Problem requirements:
How many lines of these entries include the string "this"? State the number alone.

╭─ Stored rows

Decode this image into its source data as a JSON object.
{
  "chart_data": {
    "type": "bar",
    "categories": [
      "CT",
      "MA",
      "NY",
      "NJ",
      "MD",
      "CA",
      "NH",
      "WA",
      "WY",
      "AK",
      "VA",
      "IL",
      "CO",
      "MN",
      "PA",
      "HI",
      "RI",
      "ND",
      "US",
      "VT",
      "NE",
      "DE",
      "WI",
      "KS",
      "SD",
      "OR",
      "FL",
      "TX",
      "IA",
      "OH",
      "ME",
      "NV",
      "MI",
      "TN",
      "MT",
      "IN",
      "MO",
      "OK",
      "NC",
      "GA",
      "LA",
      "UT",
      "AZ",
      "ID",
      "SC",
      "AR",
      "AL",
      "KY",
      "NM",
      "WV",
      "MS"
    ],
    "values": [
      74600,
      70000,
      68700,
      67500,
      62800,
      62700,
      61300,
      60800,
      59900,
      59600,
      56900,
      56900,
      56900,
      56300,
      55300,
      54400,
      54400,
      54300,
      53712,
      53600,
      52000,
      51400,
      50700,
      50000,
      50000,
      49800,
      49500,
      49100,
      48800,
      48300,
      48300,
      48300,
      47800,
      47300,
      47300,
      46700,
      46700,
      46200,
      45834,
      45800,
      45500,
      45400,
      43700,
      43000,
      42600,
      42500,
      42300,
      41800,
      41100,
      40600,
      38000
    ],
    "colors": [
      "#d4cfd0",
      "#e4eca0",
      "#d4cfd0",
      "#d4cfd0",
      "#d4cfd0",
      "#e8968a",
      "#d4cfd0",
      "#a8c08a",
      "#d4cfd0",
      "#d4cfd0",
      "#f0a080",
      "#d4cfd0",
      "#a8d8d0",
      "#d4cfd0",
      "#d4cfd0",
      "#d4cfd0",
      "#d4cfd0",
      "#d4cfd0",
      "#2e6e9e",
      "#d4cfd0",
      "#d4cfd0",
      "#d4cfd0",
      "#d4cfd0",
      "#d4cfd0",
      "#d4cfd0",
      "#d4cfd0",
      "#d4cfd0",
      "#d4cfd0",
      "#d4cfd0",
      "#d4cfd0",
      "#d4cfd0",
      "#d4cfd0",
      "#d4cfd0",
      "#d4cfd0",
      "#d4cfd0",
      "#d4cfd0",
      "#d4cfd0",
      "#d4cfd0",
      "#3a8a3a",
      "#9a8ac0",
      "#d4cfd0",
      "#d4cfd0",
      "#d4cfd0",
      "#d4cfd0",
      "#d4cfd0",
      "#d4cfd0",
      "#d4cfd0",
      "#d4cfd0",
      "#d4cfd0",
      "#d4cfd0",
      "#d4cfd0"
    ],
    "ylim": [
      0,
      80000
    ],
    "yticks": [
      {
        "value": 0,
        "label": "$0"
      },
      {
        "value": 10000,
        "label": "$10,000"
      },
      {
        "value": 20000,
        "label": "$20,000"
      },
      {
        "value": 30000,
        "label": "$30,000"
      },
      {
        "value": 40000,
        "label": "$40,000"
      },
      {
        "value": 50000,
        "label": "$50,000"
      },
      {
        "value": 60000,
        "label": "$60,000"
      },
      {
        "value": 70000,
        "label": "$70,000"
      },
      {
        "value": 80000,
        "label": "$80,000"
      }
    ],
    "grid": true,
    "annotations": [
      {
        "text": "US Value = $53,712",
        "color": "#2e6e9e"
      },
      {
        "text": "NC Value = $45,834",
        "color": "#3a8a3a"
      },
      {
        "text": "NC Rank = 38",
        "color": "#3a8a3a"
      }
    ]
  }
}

╰─
╭─ Stored rows

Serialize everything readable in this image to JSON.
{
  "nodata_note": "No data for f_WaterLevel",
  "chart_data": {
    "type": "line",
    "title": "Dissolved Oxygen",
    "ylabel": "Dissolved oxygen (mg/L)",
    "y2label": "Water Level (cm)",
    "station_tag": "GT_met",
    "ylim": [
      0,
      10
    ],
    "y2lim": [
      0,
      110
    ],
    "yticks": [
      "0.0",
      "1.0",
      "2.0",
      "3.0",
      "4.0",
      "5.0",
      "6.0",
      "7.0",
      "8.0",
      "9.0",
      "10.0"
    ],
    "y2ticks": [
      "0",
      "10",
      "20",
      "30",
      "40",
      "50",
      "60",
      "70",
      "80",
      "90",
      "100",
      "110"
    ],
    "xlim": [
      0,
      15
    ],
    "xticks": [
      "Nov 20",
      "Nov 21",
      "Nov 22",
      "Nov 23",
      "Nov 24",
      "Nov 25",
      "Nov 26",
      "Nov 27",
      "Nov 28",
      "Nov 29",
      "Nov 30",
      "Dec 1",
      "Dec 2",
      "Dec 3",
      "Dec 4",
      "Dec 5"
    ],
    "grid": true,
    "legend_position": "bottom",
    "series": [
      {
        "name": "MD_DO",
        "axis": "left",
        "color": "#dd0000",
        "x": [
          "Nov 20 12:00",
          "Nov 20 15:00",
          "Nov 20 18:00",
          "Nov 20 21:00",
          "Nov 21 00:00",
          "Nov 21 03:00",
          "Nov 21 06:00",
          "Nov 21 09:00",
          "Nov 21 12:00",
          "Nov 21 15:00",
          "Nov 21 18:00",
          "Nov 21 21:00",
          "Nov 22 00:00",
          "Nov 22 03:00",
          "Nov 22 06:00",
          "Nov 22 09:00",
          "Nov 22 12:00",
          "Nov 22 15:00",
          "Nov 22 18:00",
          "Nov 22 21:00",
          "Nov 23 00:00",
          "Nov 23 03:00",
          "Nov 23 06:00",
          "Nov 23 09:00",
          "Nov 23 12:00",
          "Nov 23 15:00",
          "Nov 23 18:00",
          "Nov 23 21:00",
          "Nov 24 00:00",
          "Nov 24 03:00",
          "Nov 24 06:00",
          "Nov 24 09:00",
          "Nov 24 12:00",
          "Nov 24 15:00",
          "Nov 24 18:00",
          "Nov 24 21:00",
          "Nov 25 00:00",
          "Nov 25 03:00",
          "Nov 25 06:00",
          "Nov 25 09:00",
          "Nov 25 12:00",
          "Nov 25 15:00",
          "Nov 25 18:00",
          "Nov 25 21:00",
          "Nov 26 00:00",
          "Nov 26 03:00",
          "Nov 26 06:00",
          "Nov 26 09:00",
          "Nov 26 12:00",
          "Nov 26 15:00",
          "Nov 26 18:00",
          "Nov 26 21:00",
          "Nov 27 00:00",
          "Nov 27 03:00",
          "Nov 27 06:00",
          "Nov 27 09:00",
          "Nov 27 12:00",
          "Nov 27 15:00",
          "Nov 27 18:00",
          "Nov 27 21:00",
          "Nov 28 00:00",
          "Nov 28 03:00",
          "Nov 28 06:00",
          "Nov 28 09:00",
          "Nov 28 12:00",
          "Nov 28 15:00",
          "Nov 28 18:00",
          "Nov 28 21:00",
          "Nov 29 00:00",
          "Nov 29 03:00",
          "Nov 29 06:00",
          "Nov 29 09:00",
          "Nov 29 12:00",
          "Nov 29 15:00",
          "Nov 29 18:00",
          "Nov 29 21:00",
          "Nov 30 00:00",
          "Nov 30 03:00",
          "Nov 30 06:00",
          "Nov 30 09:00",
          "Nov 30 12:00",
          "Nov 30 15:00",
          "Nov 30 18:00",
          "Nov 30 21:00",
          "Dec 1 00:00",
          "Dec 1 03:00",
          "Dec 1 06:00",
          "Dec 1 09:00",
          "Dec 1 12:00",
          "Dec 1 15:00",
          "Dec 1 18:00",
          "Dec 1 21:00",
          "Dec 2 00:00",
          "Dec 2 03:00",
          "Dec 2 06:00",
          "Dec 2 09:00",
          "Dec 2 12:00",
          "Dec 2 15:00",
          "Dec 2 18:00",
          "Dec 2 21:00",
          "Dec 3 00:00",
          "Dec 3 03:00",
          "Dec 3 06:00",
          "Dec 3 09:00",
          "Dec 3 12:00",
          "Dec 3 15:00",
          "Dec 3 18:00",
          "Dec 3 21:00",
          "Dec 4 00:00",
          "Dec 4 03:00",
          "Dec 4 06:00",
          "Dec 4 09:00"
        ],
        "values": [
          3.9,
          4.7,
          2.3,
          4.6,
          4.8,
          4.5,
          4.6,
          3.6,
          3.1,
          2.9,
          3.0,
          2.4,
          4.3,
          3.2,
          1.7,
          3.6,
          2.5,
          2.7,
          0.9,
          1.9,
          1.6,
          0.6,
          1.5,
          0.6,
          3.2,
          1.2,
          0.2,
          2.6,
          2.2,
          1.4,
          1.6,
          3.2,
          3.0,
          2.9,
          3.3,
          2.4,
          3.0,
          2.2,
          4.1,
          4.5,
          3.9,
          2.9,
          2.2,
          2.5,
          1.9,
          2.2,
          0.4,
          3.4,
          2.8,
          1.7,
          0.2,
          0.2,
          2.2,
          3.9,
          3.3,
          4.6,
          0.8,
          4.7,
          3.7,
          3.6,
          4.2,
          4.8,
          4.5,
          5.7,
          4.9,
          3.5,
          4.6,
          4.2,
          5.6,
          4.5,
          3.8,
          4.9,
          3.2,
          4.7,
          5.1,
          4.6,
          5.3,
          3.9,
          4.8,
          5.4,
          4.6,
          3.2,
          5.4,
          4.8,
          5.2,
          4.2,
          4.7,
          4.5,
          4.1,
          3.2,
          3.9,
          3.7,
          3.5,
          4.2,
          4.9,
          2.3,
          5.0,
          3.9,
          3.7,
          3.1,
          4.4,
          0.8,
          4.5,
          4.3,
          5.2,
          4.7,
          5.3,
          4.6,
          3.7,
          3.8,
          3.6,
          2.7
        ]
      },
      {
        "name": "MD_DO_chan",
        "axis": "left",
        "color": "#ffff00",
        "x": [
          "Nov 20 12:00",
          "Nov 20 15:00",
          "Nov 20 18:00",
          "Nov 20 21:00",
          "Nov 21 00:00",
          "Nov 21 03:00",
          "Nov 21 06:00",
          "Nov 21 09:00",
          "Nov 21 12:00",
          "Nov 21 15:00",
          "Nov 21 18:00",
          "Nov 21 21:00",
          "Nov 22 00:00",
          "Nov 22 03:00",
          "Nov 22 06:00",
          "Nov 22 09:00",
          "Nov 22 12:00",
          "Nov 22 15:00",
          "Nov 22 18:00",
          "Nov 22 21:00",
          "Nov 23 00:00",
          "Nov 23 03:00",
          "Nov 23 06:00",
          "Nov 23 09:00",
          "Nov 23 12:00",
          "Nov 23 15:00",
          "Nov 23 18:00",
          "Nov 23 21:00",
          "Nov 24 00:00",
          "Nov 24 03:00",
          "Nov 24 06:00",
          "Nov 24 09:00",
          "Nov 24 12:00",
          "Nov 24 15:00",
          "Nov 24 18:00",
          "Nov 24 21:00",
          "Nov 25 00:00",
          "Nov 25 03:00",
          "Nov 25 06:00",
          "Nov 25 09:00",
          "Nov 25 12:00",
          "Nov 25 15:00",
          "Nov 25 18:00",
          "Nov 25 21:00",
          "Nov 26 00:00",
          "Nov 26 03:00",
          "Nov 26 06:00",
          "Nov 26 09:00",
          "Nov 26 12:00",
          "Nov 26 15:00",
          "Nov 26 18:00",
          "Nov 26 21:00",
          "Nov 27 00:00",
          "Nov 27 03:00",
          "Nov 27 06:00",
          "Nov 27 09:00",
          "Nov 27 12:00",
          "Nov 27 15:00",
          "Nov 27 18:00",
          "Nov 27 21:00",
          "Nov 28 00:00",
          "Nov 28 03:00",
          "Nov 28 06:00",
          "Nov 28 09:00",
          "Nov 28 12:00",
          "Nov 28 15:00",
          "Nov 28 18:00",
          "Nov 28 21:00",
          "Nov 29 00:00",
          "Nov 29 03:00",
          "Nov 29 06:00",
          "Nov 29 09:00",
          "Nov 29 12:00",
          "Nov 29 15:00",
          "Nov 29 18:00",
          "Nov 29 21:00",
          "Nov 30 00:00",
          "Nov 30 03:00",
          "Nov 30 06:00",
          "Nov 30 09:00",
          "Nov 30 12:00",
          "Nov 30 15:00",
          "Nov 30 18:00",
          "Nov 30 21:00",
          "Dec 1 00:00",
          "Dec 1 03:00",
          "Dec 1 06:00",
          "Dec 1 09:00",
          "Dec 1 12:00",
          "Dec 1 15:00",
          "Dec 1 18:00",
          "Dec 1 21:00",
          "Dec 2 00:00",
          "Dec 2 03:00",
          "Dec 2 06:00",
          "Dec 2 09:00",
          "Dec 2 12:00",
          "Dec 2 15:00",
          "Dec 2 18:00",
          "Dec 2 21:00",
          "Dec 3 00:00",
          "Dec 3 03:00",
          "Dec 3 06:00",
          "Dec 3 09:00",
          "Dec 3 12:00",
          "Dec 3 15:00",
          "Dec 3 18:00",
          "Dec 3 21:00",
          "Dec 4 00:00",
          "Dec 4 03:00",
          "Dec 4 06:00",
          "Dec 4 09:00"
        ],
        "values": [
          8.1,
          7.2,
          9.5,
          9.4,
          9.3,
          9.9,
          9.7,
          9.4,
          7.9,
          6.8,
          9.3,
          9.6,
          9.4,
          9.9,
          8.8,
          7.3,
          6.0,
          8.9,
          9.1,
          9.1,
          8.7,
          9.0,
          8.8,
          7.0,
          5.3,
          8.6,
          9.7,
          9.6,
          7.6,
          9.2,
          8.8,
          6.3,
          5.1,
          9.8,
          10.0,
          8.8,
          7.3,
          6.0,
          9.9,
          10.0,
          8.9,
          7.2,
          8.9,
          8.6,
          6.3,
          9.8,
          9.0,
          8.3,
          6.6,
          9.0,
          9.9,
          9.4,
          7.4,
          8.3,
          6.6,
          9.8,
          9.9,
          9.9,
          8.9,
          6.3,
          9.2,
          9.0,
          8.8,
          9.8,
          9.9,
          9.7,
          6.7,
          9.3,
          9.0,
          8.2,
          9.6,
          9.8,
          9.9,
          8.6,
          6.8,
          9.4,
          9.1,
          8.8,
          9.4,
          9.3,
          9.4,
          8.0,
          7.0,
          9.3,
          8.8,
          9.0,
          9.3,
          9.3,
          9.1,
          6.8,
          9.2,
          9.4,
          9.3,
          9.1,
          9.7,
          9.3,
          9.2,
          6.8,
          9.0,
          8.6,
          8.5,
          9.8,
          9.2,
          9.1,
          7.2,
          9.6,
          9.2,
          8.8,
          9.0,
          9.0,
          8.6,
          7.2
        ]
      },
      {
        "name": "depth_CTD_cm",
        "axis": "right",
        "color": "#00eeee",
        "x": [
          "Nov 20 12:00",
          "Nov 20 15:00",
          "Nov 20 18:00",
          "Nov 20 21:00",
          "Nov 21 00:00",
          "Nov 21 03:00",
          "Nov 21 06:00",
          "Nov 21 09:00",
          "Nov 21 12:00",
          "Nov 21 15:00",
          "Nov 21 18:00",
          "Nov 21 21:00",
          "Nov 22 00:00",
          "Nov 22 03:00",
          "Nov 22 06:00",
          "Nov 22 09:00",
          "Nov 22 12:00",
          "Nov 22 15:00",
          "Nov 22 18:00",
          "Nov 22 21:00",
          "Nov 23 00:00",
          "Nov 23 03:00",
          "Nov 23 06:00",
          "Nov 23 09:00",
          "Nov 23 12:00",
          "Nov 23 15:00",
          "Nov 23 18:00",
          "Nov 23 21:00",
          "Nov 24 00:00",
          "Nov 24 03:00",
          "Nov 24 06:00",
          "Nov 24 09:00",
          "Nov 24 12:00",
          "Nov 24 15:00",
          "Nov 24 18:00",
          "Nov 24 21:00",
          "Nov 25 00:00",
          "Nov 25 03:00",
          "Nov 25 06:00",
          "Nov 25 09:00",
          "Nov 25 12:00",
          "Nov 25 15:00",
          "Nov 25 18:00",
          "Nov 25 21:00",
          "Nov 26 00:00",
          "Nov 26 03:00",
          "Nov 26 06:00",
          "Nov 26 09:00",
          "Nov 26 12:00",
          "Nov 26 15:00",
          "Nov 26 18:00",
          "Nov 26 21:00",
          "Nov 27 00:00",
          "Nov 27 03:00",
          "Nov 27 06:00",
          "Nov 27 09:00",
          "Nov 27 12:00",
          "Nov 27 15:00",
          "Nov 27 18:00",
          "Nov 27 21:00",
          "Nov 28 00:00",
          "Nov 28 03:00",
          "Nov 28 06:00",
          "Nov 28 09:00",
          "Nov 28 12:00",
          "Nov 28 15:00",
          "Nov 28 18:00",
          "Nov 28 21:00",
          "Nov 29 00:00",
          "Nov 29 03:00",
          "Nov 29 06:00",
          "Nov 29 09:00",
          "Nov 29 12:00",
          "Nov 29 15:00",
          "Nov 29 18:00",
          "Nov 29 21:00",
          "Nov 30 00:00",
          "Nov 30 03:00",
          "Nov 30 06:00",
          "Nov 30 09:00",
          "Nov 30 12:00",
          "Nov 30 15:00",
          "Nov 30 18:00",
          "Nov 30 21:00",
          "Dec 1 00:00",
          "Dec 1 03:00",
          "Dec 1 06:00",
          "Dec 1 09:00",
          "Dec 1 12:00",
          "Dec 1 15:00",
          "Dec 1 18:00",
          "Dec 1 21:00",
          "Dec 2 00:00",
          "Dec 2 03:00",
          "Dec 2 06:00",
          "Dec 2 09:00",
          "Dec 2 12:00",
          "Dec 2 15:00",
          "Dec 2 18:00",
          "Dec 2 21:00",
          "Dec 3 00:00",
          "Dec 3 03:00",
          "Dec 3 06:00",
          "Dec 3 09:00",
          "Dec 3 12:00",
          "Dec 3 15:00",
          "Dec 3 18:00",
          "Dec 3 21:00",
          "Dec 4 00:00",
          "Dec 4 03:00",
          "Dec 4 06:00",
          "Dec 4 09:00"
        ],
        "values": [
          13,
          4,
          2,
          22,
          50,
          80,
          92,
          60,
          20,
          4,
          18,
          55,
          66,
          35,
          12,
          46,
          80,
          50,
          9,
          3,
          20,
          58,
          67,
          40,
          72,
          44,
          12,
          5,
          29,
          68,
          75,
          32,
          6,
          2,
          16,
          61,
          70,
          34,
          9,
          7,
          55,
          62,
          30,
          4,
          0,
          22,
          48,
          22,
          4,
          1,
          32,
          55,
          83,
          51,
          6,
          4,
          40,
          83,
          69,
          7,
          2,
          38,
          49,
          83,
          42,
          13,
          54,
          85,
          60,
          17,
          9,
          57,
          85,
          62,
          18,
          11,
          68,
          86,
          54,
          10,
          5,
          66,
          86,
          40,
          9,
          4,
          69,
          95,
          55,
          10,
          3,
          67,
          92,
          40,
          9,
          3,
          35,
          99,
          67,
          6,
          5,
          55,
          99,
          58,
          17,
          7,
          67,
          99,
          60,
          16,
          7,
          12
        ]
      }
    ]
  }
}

╰─

Task solution:
2